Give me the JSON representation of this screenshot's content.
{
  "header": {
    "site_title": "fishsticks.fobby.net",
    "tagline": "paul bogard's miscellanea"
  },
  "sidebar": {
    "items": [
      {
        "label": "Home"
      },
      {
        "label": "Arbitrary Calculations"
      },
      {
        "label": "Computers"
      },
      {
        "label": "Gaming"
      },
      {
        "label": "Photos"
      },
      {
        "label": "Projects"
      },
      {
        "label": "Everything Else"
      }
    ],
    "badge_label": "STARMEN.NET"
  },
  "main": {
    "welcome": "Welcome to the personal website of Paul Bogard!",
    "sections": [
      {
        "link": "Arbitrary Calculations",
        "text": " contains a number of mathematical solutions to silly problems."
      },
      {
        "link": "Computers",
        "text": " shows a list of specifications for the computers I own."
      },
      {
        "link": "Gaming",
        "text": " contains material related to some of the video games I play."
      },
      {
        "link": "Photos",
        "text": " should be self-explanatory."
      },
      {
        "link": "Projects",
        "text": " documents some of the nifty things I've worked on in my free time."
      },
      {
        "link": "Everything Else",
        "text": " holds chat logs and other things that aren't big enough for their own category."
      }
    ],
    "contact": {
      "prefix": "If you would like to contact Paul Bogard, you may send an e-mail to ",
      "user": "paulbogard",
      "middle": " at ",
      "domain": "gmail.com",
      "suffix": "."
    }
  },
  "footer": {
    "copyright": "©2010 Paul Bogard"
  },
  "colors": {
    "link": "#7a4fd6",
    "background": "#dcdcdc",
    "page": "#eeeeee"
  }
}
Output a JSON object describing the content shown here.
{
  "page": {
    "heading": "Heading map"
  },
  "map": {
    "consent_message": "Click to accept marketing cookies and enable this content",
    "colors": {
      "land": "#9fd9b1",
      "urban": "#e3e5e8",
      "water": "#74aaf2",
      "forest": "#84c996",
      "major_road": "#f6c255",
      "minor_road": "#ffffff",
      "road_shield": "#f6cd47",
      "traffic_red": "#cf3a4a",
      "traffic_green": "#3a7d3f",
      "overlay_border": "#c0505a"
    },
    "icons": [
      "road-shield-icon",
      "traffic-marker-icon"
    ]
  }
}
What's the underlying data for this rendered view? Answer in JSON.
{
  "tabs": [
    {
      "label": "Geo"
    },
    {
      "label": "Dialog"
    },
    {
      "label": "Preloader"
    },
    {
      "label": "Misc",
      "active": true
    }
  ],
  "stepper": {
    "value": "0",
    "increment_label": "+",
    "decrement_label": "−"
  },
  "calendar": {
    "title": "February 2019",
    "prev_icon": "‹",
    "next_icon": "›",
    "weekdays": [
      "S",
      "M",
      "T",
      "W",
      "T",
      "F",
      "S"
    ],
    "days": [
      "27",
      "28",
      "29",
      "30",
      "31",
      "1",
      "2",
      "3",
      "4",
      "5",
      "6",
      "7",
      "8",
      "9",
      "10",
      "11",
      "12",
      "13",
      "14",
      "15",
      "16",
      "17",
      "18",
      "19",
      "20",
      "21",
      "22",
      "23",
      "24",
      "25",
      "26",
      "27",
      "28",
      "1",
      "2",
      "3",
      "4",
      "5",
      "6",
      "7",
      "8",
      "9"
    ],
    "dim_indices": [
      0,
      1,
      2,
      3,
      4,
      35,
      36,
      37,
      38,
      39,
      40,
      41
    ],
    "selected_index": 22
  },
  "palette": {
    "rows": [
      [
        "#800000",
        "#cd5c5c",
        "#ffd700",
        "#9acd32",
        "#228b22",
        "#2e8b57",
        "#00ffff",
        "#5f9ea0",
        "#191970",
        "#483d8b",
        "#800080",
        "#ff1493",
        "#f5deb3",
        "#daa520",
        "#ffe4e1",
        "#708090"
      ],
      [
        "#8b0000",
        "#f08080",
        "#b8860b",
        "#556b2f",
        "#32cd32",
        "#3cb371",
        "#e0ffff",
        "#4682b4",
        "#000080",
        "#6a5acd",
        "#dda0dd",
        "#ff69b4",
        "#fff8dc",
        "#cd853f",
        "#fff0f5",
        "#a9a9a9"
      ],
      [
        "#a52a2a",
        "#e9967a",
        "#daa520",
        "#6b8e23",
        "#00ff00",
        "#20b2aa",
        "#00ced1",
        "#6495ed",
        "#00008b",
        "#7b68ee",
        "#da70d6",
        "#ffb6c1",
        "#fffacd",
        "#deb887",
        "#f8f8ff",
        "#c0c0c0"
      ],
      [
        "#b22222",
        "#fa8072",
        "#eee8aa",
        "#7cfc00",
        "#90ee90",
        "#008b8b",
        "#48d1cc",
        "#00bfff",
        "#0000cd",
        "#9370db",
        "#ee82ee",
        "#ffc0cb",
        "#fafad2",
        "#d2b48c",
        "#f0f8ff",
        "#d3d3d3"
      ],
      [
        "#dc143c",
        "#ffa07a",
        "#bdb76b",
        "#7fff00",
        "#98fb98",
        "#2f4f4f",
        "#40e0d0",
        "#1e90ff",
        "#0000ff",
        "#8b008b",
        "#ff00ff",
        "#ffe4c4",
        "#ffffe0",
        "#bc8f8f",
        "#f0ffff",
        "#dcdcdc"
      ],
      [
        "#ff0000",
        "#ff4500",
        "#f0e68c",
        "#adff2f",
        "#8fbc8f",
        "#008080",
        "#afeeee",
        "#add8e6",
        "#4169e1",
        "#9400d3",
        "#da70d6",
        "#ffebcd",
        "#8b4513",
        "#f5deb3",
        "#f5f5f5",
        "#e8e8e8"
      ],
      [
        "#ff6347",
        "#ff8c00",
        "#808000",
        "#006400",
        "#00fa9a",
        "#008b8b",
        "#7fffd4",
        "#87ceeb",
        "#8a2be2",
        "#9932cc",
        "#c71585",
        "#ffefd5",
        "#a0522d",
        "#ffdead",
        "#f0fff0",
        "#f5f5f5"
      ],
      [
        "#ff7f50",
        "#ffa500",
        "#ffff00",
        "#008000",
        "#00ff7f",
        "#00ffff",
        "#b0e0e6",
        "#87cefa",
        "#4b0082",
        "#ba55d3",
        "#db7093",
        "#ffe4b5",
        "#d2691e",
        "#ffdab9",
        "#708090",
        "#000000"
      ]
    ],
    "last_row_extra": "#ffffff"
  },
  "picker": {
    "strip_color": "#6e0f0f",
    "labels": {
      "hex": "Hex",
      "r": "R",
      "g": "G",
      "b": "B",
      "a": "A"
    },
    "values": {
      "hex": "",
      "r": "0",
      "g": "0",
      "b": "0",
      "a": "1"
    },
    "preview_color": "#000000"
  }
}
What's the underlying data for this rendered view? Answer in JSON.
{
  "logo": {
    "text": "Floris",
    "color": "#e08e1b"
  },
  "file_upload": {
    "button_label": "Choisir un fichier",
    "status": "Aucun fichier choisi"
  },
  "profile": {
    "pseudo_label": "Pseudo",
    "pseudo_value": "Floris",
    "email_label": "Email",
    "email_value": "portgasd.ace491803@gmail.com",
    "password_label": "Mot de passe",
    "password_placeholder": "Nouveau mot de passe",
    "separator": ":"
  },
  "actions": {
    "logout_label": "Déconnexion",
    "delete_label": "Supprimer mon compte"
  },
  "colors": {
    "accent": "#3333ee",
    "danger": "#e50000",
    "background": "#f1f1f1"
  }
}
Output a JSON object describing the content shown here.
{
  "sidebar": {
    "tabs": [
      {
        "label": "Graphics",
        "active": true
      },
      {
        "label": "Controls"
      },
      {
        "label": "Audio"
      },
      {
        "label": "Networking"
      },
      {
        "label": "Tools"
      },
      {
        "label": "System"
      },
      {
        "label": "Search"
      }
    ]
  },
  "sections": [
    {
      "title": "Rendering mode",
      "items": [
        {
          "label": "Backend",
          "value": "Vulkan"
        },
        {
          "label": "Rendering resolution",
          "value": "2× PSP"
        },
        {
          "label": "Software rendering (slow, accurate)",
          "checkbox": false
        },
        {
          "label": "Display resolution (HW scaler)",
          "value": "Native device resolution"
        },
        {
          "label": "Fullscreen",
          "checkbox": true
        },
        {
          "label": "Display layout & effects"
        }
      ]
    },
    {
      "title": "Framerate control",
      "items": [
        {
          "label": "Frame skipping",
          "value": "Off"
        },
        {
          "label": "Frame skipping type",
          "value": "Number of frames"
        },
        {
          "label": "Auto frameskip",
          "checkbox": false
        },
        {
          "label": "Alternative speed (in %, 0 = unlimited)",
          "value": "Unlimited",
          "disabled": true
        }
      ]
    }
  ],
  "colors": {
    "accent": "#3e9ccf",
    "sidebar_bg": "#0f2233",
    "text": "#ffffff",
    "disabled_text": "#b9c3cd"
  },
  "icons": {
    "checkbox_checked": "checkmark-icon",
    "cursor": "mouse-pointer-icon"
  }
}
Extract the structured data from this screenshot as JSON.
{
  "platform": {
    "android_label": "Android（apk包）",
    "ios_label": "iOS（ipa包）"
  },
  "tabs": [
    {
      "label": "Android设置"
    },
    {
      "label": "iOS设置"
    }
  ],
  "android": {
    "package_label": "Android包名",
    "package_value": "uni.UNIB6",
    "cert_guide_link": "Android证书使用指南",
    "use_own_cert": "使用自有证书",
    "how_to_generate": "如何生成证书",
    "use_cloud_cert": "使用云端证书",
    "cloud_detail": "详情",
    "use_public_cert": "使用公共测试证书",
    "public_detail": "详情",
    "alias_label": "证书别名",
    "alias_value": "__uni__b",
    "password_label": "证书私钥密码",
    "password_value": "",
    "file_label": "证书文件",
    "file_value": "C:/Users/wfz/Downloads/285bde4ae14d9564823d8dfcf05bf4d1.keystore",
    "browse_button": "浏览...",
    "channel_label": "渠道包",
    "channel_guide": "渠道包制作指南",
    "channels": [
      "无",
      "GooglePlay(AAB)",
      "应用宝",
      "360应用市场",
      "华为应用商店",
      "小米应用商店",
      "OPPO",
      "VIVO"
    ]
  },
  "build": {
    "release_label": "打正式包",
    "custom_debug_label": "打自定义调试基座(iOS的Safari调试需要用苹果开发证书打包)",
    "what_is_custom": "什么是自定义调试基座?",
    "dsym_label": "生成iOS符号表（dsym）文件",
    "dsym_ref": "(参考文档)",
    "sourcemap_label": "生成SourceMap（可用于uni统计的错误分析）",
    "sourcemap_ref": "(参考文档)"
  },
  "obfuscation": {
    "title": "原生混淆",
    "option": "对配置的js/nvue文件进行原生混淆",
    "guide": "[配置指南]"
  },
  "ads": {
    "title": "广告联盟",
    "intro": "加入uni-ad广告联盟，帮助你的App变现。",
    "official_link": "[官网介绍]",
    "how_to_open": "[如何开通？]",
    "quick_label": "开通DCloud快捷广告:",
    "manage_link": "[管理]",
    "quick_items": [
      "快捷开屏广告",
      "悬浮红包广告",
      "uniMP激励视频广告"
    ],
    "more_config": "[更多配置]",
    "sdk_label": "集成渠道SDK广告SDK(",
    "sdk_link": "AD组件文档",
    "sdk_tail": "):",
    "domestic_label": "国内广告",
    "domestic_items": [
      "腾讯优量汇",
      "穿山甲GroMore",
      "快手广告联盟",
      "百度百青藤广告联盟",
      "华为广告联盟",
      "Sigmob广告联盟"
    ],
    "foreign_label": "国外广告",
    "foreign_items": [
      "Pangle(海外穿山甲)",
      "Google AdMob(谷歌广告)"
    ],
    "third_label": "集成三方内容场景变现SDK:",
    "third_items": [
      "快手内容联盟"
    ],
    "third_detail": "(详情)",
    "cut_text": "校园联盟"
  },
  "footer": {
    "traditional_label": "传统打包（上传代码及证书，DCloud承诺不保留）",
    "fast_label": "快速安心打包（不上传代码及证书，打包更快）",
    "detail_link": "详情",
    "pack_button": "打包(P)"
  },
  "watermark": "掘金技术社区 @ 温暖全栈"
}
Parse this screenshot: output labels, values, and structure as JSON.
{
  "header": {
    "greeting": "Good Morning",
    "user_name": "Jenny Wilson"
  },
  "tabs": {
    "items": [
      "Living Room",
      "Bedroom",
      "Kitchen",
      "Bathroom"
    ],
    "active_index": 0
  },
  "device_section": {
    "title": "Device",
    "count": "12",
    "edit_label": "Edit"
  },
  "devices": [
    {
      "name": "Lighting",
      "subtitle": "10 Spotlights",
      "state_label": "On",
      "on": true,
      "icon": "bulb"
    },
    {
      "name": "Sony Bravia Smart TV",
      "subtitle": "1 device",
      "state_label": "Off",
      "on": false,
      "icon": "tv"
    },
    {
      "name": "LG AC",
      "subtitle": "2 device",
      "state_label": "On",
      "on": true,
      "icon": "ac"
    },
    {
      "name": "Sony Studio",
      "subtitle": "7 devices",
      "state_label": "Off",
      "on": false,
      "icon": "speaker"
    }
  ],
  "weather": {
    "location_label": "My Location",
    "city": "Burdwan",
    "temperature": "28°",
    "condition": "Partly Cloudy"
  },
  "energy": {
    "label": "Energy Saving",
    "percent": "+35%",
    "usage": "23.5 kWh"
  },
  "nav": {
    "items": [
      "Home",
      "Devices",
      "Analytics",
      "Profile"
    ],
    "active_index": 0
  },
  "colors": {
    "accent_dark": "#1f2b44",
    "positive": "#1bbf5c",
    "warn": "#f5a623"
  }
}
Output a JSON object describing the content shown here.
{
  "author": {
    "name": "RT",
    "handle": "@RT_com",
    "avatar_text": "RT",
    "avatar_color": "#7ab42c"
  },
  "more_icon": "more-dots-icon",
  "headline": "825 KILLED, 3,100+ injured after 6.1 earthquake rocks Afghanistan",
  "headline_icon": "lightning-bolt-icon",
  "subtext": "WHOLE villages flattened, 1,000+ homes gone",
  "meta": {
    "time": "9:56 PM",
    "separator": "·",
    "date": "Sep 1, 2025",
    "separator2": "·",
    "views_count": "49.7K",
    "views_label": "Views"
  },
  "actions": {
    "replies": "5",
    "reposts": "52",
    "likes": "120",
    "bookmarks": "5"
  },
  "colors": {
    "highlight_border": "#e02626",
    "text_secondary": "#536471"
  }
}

________

> [WRITTEN EXERCISE] Copy every line of the listing that includes the string "fichier".

> [ANSWER FOR THIS EXERCISE]
    "button_label": "Choisir un fichier",
    "status": "Aucun fichier choisi"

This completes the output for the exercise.